§ **What to produce**
Pick every line from the data that holds the word "this".

§ **Provided material**
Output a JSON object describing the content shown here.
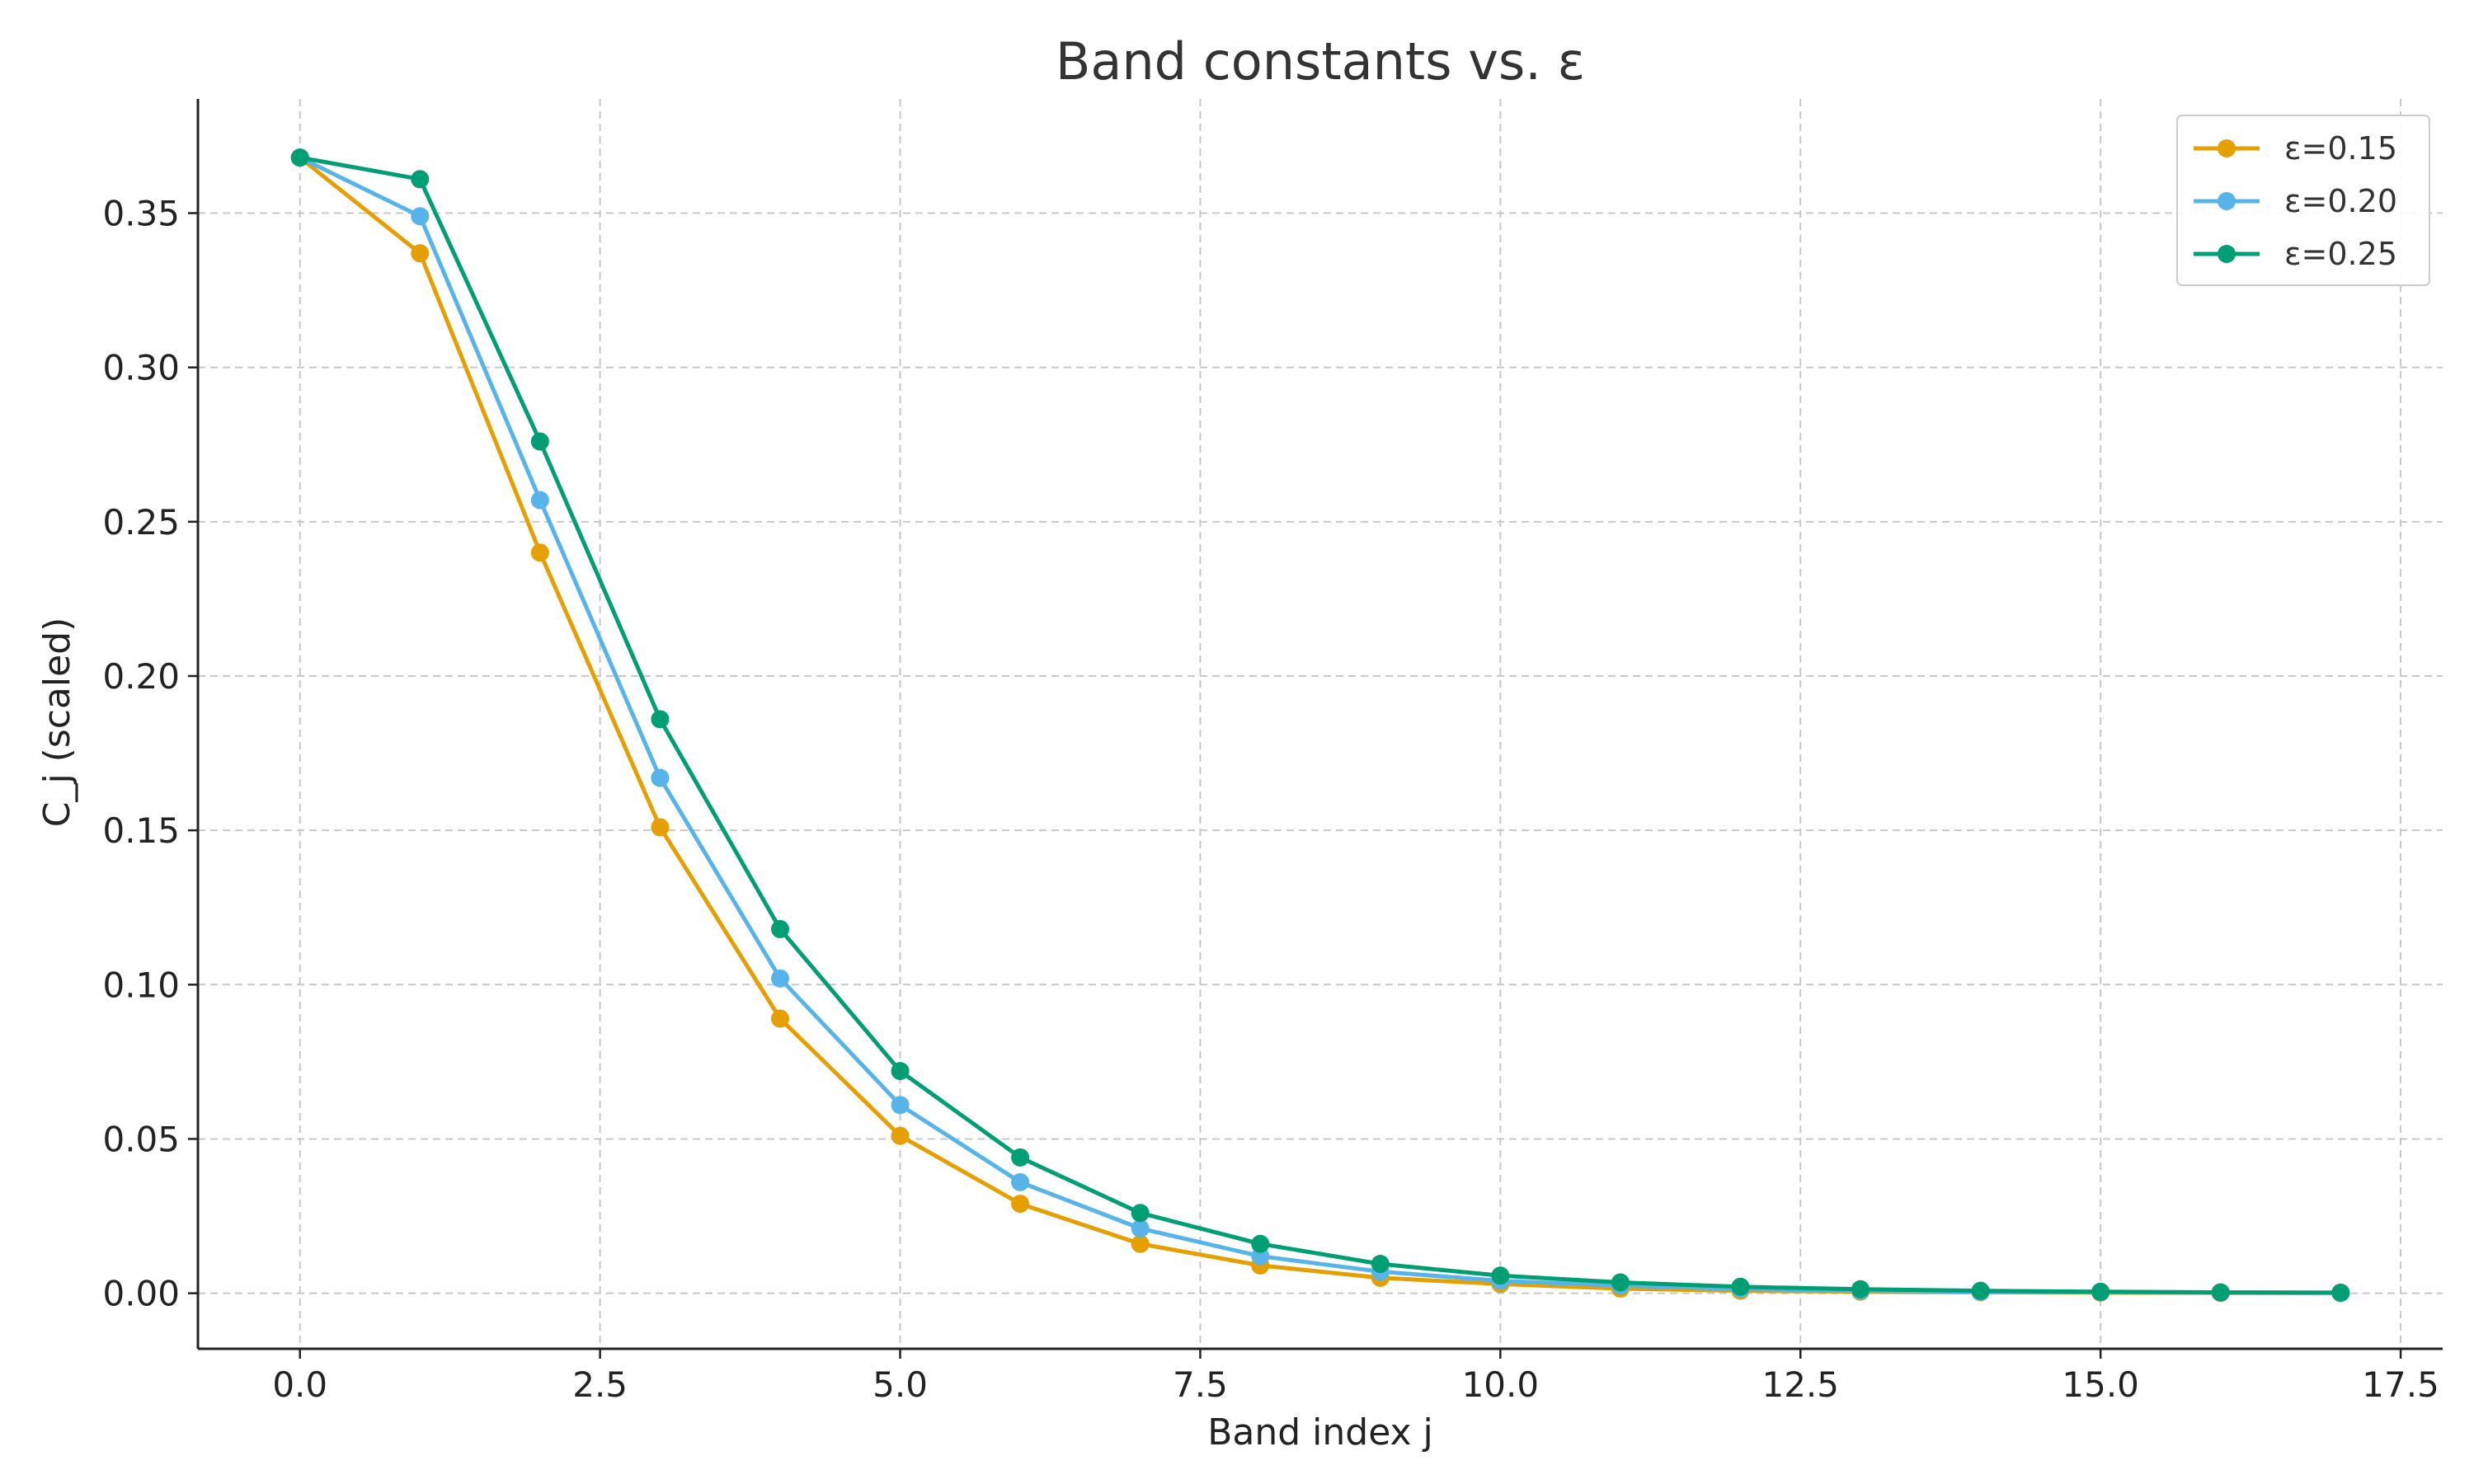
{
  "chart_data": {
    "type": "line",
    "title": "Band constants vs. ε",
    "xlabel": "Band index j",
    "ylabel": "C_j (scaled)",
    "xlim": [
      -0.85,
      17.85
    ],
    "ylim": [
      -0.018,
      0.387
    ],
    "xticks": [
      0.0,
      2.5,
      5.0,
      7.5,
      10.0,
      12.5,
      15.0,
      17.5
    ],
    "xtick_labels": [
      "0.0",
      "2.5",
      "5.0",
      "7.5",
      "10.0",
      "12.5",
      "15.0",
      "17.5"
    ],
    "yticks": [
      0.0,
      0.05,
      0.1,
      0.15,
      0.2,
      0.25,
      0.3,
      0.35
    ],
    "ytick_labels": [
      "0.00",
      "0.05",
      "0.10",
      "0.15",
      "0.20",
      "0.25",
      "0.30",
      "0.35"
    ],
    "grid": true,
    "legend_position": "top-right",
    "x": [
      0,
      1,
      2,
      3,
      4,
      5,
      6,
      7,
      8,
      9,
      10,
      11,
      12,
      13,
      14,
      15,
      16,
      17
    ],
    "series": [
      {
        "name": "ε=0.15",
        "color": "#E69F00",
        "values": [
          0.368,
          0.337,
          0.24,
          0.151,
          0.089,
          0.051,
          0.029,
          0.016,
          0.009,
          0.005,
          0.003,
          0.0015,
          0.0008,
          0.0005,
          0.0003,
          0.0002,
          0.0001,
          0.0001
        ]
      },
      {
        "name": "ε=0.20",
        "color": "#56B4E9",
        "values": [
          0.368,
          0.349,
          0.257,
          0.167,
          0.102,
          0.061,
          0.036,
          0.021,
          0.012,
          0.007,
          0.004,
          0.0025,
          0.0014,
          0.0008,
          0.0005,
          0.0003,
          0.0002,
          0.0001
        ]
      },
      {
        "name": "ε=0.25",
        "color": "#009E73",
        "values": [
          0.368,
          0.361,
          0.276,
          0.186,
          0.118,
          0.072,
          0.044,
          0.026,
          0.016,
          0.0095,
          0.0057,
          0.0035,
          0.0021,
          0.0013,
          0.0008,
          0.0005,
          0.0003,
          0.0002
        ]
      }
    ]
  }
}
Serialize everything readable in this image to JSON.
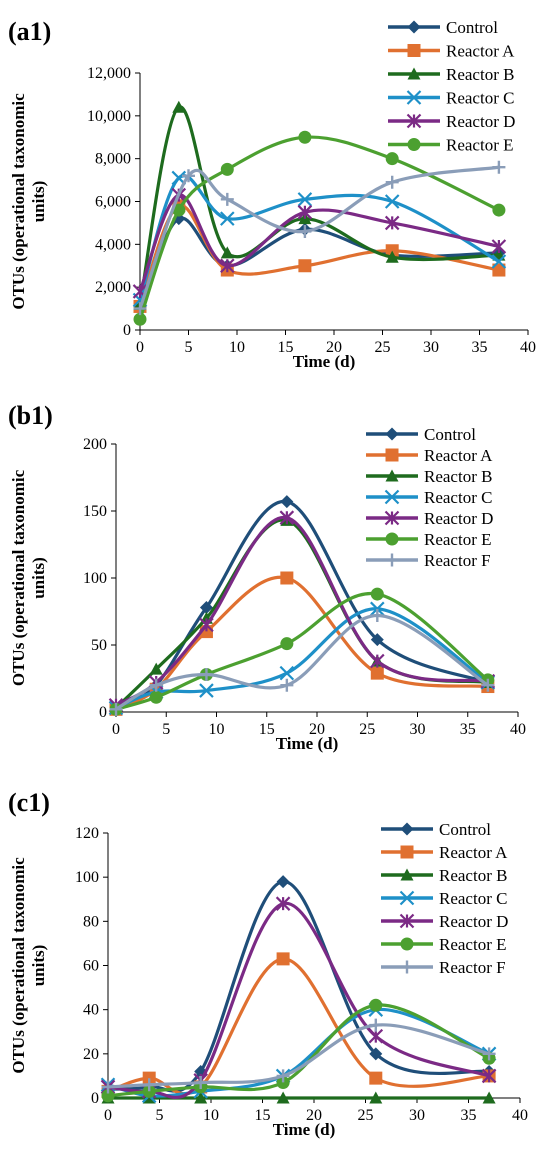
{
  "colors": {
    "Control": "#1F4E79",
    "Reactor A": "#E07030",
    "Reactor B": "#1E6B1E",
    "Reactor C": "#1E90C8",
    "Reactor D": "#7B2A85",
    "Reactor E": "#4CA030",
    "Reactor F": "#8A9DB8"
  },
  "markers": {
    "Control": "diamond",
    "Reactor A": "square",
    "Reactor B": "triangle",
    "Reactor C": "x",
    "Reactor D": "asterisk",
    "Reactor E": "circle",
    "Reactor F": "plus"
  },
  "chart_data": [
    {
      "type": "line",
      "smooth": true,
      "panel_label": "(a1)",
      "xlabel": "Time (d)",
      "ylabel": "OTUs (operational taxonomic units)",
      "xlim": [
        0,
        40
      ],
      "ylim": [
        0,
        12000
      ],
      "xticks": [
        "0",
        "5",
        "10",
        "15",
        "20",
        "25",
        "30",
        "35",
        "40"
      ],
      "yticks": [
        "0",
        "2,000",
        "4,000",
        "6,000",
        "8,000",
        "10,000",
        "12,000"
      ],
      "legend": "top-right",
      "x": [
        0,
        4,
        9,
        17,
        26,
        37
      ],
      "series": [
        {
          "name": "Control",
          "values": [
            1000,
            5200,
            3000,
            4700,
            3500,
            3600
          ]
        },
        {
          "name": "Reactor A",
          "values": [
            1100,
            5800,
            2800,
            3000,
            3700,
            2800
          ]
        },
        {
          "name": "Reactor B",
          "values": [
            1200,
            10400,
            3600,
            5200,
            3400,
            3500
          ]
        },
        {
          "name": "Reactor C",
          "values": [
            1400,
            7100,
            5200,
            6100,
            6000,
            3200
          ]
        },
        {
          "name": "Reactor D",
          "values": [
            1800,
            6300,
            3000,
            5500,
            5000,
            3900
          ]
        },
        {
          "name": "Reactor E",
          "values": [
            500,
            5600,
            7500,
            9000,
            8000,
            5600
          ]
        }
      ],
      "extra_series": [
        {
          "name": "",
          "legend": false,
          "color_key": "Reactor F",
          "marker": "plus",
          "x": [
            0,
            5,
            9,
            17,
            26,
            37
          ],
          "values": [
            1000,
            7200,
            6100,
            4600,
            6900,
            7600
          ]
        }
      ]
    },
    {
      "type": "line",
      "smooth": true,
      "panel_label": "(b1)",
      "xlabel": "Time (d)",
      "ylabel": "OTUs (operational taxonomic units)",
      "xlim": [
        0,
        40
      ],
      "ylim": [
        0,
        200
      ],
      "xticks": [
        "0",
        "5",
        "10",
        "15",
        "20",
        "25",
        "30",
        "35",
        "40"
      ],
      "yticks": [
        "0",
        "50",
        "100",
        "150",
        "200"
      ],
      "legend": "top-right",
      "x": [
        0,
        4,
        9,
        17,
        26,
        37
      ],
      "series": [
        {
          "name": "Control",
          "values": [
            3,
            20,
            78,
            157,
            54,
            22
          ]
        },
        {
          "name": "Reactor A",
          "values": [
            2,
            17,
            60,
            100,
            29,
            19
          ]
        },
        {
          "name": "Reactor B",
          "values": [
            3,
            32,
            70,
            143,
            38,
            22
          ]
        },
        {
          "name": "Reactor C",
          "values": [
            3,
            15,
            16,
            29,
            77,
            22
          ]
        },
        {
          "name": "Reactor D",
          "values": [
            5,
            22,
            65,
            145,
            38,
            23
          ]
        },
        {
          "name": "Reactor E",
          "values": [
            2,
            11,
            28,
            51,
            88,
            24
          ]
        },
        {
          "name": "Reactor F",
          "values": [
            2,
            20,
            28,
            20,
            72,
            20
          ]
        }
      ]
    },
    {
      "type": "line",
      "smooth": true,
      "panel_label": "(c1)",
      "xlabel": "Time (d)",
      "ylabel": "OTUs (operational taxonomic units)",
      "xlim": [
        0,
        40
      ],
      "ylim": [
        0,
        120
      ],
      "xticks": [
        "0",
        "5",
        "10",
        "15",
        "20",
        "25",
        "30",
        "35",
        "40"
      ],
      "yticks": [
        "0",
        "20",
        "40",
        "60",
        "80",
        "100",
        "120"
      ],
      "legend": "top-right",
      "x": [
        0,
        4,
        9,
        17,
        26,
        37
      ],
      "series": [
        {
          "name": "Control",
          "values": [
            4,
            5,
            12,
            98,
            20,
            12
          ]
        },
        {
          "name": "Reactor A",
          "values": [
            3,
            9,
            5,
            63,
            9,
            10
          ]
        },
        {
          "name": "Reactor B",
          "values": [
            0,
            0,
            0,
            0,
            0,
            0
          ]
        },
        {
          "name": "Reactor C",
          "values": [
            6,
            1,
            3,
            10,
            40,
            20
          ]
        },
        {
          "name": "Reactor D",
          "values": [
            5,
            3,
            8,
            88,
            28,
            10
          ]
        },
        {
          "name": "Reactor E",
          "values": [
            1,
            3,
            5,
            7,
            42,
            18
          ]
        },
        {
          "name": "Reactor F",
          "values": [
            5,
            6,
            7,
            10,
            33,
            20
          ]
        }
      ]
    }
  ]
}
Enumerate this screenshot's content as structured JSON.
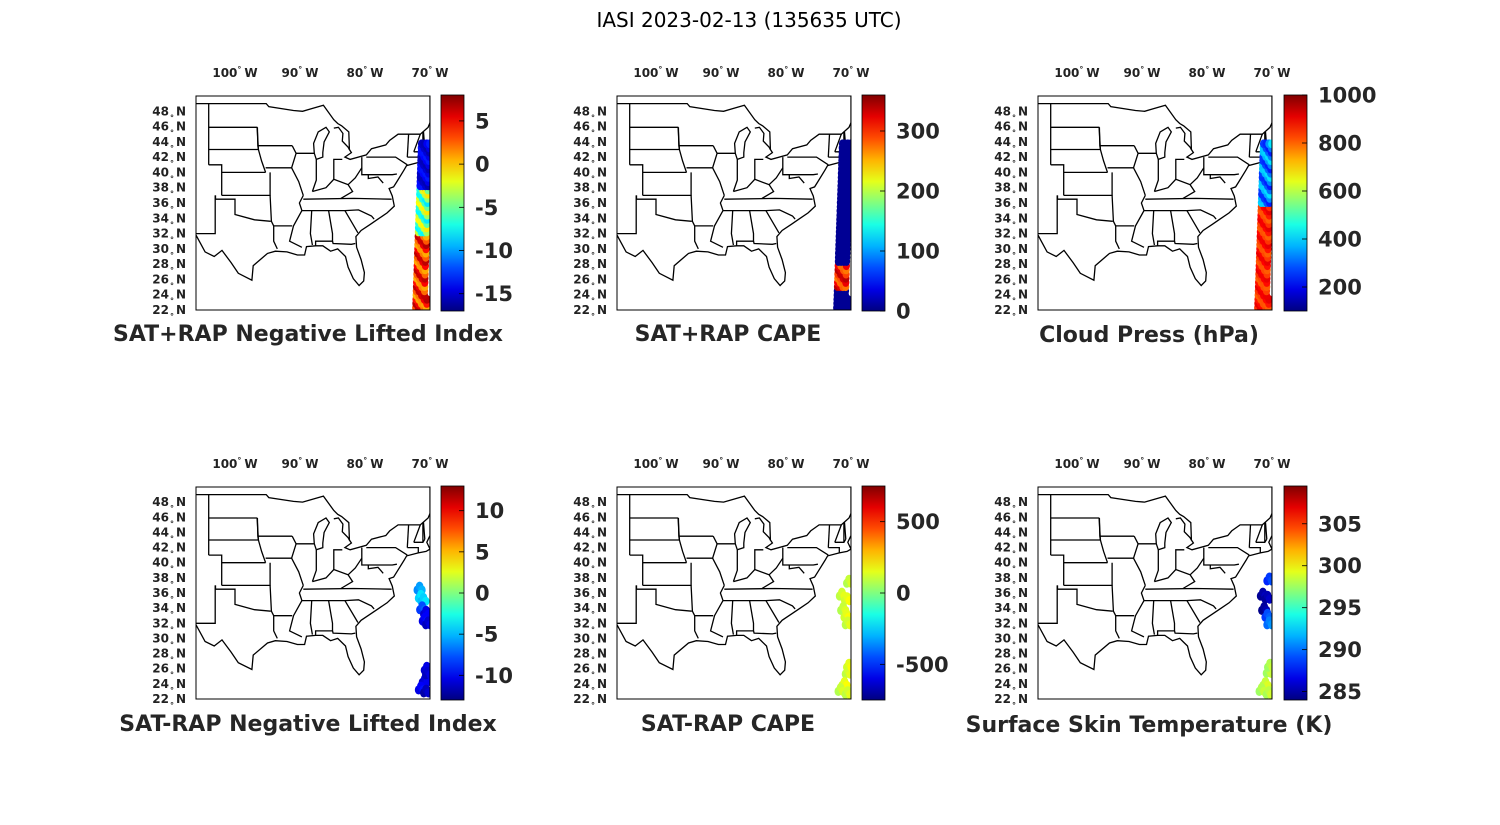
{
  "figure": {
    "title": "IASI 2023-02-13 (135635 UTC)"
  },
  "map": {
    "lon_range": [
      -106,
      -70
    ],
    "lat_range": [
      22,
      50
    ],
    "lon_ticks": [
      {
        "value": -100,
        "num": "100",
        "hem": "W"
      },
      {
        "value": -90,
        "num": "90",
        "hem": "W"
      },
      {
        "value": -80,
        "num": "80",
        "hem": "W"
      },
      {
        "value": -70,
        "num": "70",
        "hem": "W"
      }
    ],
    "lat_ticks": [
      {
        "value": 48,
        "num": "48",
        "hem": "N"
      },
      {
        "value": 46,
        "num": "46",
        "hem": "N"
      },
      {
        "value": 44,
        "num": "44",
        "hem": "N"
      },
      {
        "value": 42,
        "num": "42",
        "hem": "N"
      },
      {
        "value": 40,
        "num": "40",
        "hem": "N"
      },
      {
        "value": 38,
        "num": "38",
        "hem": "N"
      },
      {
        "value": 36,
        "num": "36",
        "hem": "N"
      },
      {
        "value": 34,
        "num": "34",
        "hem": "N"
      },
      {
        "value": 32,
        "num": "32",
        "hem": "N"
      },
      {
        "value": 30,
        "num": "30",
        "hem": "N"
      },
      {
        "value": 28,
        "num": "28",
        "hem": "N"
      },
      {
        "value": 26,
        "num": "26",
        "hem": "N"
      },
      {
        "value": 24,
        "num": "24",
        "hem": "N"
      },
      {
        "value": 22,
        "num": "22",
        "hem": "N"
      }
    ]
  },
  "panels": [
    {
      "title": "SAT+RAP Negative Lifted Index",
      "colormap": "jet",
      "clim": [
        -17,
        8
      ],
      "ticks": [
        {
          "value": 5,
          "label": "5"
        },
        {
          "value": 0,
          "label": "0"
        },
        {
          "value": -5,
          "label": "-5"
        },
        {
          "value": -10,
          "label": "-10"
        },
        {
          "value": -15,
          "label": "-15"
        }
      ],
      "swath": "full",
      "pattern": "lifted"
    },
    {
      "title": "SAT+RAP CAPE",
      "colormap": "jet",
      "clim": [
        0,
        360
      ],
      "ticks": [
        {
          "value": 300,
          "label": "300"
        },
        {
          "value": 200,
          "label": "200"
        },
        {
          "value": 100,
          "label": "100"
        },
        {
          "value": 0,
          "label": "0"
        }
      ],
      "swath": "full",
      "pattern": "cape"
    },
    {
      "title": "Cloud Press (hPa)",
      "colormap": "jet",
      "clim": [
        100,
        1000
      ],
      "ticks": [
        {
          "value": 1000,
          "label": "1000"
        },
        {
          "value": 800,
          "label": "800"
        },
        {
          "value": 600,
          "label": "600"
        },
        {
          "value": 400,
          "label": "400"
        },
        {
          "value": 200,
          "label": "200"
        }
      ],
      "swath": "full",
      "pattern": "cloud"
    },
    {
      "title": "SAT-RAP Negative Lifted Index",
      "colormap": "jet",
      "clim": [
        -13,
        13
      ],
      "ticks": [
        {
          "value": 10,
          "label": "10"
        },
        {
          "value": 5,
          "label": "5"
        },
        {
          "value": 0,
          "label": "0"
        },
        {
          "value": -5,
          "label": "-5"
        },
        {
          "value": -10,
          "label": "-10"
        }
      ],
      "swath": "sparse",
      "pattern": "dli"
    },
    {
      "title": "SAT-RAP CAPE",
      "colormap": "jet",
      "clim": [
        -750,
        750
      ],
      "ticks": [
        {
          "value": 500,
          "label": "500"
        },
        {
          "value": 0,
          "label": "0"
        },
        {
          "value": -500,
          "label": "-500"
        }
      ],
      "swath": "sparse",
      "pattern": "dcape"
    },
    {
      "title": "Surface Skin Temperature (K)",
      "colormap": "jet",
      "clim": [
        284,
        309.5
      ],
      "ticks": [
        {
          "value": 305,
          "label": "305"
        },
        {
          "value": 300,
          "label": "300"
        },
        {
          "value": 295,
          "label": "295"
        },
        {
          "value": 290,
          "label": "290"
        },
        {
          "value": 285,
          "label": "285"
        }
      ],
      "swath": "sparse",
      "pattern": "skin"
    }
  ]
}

§ **Answer for the task**
Serialize everything readable in this image to JSON.
Enumerate this screenshot's content as structured JSON.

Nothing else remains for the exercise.